═════ RECORDS TO PROCESS ═════

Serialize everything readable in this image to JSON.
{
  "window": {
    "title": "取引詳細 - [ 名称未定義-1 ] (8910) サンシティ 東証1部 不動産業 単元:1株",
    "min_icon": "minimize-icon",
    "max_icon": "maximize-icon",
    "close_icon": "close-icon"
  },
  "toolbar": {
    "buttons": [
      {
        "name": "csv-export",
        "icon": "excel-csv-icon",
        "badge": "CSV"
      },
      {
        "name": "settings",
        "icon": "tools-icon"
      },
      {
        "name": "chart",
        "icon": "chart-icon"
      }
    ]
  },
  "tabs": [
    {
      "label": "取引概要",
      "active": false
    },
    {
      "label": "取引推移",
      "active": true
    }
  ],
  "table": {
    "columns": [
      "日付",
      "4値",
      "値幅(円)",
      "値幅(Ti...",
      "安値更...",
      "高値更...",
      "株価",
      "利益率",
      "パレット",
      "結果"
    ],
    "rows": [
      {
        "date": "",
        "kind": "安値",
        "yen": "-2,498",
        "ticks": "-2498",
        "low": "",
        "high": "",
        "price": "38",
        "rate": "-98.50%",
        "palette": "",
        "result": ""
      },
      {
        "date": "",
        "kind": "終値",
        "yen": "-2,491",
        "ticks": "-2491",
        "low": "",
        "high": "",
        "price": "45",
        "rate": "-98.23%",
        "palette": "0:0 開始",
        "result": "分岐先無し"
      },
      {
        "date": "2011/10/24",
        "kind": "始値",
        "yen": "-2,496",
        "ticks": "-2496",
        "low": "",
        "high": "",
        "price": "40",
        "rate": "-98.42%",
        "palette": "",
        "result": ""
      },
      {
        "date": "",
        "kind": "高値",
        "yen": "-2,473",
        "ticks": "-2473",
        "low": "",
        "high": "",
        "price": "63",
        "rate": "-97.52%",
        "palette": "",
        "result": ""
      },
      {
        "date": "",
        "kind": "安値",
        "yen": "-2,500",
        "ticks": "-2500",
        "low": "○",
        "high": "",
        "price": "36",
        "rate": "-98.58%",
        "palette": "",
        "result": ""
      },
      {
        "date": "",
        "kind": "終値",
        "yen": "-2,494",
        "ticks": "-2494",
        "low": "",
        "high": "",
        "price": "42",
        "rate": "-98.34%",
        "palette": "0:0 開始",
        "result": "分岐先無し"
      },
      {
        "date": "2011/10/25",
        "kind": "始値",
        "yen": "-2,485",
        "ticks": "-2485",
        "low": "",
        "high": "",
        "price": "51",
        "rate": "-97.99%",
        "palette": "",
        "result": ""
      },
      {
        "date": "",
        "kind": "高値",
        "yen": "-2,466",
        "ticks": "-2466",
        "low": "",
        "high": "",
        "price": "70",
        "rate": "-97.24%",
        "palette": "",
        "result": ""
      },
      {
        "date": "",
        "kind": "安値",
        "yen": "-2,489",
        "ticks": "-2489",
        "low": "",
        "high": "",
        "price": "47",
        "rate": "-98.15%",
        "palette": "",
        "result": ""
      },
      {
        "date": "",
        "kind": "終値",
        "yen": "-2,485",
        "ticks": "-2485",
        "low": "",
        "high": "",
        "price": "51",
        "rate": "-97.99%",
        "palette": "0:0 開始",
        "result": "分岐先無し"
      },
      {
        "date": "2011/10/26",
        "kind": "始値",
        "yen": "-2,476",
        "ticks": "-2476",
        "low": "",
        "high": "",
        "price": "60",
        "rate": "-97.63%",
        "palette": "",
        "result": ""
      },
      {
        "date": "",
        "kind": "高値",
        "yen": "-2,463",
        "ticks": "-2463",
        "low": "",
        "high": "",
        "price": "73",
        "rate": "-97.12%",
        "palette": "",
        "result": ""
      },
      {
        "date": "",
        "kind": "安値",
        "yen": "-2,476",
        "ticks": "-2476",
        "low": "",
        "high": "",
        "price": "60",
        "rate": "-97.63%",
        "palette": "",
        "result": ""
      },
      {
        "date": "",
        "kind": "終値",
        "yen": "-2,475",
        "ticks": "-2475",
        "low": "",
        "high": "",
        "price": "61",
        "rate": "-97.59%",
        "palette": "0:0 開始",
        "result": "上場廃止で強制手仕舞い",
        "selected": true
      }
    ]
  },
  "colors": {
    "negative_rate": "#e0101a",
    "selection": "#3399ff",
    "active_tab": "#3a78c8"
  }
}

═════

● TASK TO CARRY OUT
Find every line in the entries that includes the word "name", then state how many there are and nothing else.

● SOLUTION FOR THIS TASK
3